# START OF Input records

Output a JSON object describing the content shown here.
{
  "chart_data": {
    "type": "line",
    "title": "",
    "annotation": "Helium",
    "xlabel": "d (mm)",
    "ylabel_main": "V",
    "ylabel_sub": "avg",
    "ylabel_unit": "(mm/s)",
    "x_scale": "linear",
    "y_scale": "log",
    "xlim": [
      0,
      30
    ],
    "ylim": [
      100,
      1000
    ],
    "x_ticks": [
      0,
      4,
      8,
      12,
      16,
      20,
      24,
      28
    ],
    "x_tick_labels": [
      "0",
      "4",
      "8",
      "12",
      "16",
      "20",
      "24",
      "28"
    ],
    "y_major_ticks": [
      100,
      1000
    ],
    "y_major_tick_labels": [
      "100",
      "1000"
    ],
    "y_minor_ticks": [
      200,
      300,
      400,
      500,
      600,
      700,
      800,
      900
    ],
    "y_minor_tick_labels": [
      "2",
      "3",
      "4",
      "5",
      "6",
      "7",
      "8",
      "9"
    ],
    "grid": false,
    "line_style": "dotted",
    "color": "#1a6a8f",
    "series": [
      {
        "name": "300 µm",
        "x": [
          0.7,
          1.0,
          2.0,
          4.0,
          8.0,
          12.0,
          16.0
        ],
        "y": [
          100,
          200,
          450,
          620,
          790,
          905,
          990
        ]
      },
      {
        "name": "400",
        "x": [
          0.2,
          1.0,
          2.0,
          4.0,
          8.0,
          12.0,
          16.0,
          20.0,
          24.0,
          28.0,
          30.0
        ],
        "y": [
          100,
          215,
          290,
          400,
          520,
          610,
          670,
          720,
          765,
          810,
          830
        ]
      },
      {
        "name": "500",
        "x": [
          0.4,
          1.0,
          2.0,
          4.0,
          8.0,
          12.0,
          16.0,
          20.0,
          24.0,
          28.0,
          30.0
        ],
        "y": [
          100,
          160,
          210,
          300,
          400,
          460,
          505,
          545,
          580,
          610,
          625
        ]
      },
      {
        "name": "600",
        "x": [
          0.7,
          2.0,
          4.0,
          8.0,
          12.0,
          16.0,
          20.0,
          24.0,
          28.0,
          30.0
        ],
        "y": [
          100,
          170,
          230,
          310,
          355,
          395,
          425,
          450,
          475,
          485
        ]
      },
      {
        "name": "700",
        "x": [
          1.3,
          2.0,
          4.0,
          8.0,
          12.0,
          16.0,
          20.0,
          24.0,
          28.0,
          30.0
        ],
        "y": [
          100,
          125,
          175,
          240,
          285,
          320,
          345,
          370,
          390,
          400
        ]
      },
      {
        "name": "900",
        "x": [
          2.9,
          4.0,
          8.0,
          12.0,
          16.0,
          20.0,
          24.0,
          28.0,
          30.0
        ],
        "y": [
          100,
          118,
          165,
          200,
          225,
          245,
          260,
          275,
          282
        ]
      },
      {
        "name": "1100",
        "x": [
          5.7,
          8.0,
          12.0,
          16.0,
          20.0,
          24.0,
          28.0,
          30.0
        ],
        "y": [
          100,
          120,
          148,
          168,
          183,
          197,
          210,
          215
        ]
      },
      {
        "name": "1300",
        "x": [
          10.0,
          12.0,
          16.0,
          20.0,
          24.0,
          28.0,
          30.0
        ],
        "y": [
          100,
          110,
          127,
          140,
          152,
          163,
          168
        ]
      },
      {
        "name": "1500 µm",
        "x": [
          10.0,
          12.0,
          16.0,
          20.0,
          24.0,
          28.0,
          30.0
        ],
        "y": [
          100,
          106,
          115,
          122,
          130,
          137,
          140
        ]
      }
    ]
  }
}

# END OF Input records

*What the task asks*
Each line in the material above must be retyped without alteration.

*Solution for this exercise*
Output a JSON object describing the content shown here.
{
  "chart_data": {
    "type": "line",
    "title": "",
    "annotation": "Helium",
    "xlabel": "d (mm)",
    "ylabel_main": "V",
    "ylabel_sub": "avg",
    "ylabel_unit": "(mm/s)",
    "x_scale": "linear",
    "y_scale": "log",
    "xlim": [
      0,
      30
    ],
    "ylim": [
      100,
      1000
    ],
    "x_ticks": [
      0,
      4,
      8,
      12,
      16,
      20,
      24,
      28
    ],
    "x_tick_labels": [
      "0",
      "4",
      "8",
      "12",
      "16",
      "20",
      "24",
      "28"
    ],
    "y_major_ticks": [
      100,
      1000
    ],
    "y_major_tick_labels": [
      "100",
      "1000"
    ],
    "y_minor_ticks": [
      200,
      300,
      400,
      500,
      600,
      700,
      800,
      900
    ],
    "y_minor_tick_labels": [
      "2",
      "3",
      "4",
      "5",
      "6",
      "7",
      "8",
      "9"
    ],
    "grid": false,
    "line_style": "dotted",
    "color": "#1a6a8f",
    "series": [
      {
        "name": "300 µm",
        "x": [
          0.7,
          1.0,
          2.0,
          4.0,
          8.0,
          12.0,
          16.0
        ],
        "y": [
          100,
          200,
          450,
          620,
          790,
          905,
          990
        ]
      },
      {
        "name": "400",
        "x": [
          0.2,
          1.0,
          2.0,
          4.0,
          8.0,
          12.0,
          16.0,
          20.0,
          24.0,
          28.0,
          30.0
        ],
        "y": [
          100,
          215,
          290,
          400,
          520,
          610,
          670,
          720,
          765,
          810,
          830
        ]
      },
      {
        "name": "500",
        "x": [
          0.4,
          1.0,
          2.0,
          4.0,
          8.0,
          12.0,
          16.0,
          20.0,
          24.0,
          28.0,
          30.0
        ],
        "y": [
          100,
          160,
          210,
          300,
          400,
          460,
          505,
          545,
          580,
          610,
          625
        ]
      },
      {
        "name": "600",
        "x": [
          0.7,
          2.0,
          4.0,
          8.0,
          12.0,
          16.0,
          20.0,
          24.0,
          28.0,
          30.0
        ],
        "y": [
          100,
          170,
          230,
          310,
          355,
          395,
          425,
          450,
          475,
          485
        ]
      },
      {
        "name": "700",
        "x": [
          1.3,
          2.0,
          4.0,
          8.0,
          12.0,
          16.0,
          20.0,
          24.0,
          28.0,
          30.0
        ],
        "y": [
          100,
          125,
          175,
          240,
          285,
          320,
          345,
          370,
          390,
          400
        ]
      },
      {
        "name": "900",
        "x": [
          2.9,
          4.0,
          8.0,
          12.0,
          16.0,
          20.0,
          24.0,
          28.0,
          30.0
        ],
        "y": [
          100,
          118,
          165,
          200,
          225,
          245,
          260,
          275,
          282
        ]
      },
      {
        "name": "1100",
        "x": [
          5.7,
          8.0,
          12.0,
          16.0,
          20.0,
          24.0,
          28.0,
          30.0
        ],
        "y": [
          100,
          120,
          148,
          168,
          183,
          197,
          210,
          215
        ]
      },
      {
        "name": "1300",
        "x": [
          10.0,
          12.0,
          16.0,
          20.0,
          24.0,
          28.0,
          30.0
        ],
        "y": [
          100,
          110,
          127,
          140,
          152,
          163,
          168
        ]
      },
      {
        "name": "1500 µm",
        "x": [
          10.0,
          12.0,
          16.0,
          20.0,
          24.0,
          28.0,
          30.0
        ],
        "y": [
          100,
          106,
          115,
          122,
          130,
          137,
          140
        ]
      }
    ]
  }
}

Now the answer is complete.